**What is expected**.
Convert the rows below into a JSON array of strings, one string per line, with blank lines omitted.

**Supplied material**.
▽

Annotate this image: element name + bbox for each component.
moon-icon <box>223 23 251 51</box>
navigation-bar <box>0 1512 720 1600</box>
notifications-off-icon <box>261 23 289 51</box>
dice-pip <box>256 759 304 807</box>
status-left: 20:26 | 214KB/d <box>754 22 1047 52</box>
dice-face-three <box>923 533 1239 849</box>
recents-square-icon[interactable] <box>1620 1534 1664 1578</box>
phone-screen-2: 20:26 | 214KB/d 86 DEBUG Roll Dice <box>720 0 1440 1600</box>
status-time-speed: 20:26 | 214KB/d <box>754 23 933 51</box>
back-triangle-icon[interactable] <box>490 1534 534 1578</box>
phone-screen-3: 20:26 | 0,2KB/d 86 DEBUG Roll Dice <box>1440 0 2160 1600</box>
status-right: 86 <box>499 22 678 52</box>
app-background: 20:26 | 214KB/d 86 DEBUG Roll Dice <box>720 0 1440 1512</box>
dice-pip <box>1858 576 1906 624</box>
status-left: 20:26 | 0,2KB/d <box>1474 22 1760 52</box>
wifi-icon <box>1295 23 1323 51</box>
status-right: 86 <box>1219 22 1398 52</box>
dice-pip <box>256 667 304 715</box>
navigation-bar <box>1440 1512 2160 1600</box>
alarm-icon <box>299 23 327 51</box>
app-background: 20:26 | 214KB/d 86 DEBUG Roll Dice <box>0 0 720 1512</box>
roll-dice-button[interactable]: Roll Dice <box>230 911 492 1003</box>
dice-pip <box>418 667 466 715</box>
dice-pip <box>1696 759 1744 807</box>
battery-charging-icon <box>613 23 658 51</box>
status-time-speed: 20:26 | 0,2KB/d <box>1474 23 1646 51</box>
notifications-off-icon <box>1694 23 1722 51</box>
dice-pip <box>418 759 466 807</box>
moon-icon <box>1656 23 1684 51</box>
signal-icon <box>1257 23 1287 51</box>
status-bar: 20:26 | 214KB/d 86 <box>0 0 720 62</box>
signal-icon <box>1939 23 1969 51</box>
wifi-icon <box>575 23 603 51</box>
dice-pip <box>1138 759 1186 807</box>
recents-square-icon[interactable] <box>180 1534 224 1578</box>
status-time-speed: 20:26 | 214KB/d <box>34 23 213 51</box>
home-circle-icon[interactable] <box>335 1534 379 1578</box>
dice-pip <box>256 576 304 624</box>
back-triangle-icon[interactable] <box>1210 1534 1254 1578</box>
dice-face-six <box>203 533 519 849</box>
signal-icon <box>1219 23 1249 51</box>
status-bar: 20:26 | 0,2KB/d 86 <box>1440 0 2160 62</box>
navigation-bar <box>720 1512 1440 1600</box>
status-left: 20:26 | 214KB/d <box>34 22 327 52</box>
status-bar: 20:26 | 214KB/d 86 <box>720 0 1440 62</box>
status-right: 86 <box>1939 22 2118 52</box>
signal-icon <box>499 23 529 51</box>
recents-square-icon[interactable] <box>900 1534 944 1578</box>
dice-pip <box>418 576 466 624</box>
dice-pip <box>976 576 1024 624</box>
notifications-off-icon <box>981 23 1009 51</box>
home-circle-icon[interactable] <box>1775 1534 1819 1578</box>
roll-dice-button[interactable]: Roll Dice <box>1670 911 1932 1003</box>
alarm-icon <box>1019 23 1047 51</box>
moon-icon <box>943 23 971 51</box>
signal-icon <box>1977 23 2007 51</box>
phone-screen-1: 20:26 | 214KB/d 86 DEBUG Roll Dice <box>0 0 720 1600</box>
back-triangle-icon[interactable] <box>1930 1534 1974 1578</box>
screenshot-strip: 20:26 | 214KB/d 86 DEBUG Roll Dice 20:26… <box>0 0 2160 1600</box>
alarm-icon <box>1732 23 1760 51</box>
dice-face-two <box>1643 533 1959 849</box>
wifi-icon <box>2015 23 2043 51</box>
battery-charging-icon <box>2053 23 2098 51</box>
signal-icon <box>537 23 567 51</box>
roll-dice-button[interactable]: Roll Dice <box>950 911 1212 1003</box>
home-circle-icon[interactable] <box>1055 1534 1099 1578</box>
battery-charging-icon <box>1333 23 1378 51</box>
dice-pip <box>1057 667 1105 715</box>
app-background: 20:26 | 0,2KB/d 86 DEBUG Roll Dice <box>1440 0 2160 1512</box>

△

**Exercise answer**.
[
  "Annotate this image: element name + bbox for each component.",
  "moon-icon <box>223 23 251 51</box>",
  "navigation-bar <box>0 1512 720 1600</box>",
  "notifications-off-icon <box>261 23 289 51</box>",
  "dice-pip <box>256 759 304 807</box>",
  "status-left: 20:26 | 214KB/d <box>754 22 1047 52</box>",
  "dice-face-three <box>923 533 1239 849</box>",
  "recents-square-icon[interactable] <box>1620 1534 1664 1578</box>",
  "phone-screen-2: 20:26 | 214KB/d 86 DEBUG Roll Dice <box>720 0 1440 1600</box>",
  "status-time-speed: 20:26 | 214KB/d <box>754 23 933 51</box>",
  "back-triangle-icon[interactable] <box>490 1534 534 1578</box>",
  "phone-screen-3: 20:26 | 0,2KB/d 86 DEBUG Roll Dice <box>1440 0 2160 1600</box>",
  "status-right: 86 <box>499 22 678 52</box>",
  "app-background: 20:26 | 214KB/d 86 DEBUG Roll Dice <box>720 0 1440 1512</box>",
  "dice-pip <box>1858 576 1906 624</box>",
  "status-left: 20:26 | 0,2KB/d <box>1474 22 1760 52</box>",
  "wifi-icon <box>1295 23 1323 51</box>",
  "status-right: 86 <box>1219 22 1398 52</box>",
  "dice-pip <box>256 667 304 715</box>",
  "navigation-bar <box>1440 1512 2160 1600</box>",
  "alarm-icon <box>299 23 327 51</box>",
  "app-background: 20:26 | 214KB/d 86 DEBUG Roll Dice <box>0 0 720 1512</box>",
  "roll-dice-button[interactable]: Roll Dice <box>230 911 492 1003</box>",
  "dice-pip <box>418 667 466 715</box>",
  "dice-pip <box>1696 759 1744 807</box>",
  "battery-charging-icon <box>613 23 658 51</box>",
  "status-time-speed: 20:26 | 0,2KB/d <box>1474 23 1646 51</box>",
  "notifications-off-icon <box>1694 23 1722 51</box>",
  "dice-pip <box>418 759 466 807</box>",
  "moon-icon <box>1656 23 1684 51</box>",
  "signal-icon <box>1257 23 1287 51</box>",
  "status-bar: 20:26 | 214KB/d 86 <box>0 0 720 62</box>",
  "signal-icon <box>1939 23 1969 51</box>",
  "wifi-icon <box>575 23 603 51</box>",
  "dice-pip <box>1138 759 1186 807</box>",
  "recents-square-icon[interactable] <box>180 1534 224 1578</box>",
  "status-time-speed: 20:26 | 214KB/d <box>34 23 213 51</box>",
  "home-circle-icon[interactable] <box>335 1534 379 1578</box>",
  "dice-pip <box>256 576 304 624</box>",
  "back-triangle-icon[interactable] <box>1210 1534 1254 1578</box>",
  "dice-face-six <box>203 533 519 849</box>",
  "signal-icon <box>1219 23 1249 51</box>",
  "status-bar: 20:26 | 0,2KB/d 86 <box>1440 0 2160 62</box>",
  "navigation-bar <box>720 1512 1440 1600</box>",
  "status-left: 20:26 | 214KB/d <box>34 22 327 52</box>",
  "status-bar: 20:26 | 214KB/d 86 <box>720 0 1440 62</box>",
  "status-right: 86 <box>1939 22 2118 52</box>",
  "signal-icon <box>499 23 529 51</box>",
  "recents-square-icon[interactable] <box>900 1534 944 1578</box>",
  "dice-pip <box>418 576 466 624</box>",
  "dice-pip <box>976 576 1024 624</box>",
  "notifications-off-icon <box>981 23 1009 51</box>",
  "home-circle-icon[interactable] <box>1775 1534 1819 1578</box>",
  "roll-dice-button[interactable]: Roll Dice <box>1670 911 1932 1003</box>",
  "alarm-icon <box>1019 23 1047 51</box>",
  "moon-icon <box>943 23 971 51</box>",
  "signal-icon <box>1977 23 2007 51</box>",
  "phone-screen-1: 20:26 | 214KB/d 86 DEBUG Roll Dice <box>0 0 720 1600</box>",
  "back-triangle-icon[interactable] <box>1930 1534 1974 1578</box>",
  "screenshot-strip: 20:26 | 214KB/d 86 DEBUG Roll Dice 20:26… <box>0 0 2160 1600</box>",
  "alarm-icon <box>1732 23 1760 51</box>",
  "dice-face-two <box>1643 533 1959 849</box>",
  "wifi-icon <box>2015 23 2043 51</box>",
  "battery-charging-icon <box>2053 23 2098 51</box>",
  "signal-icon <box>537 23 567 51</box>",
  "roll-dice-button[interactable]: Roll Dice <box>950 911 1212 1003</box>",
  "home-circle-icon[interactable] <box>1055 1534 1099 1578</box>",
  "battery-charging-icon <box>1333 23 1378 51</box>",
  "dice-pip <box>1057 667 1105 715</box>",
  "app-background: 20:26 | 0,2KB/d 86 DEBUG Roll Dice <box>1440 0 2160 1512</box>"
]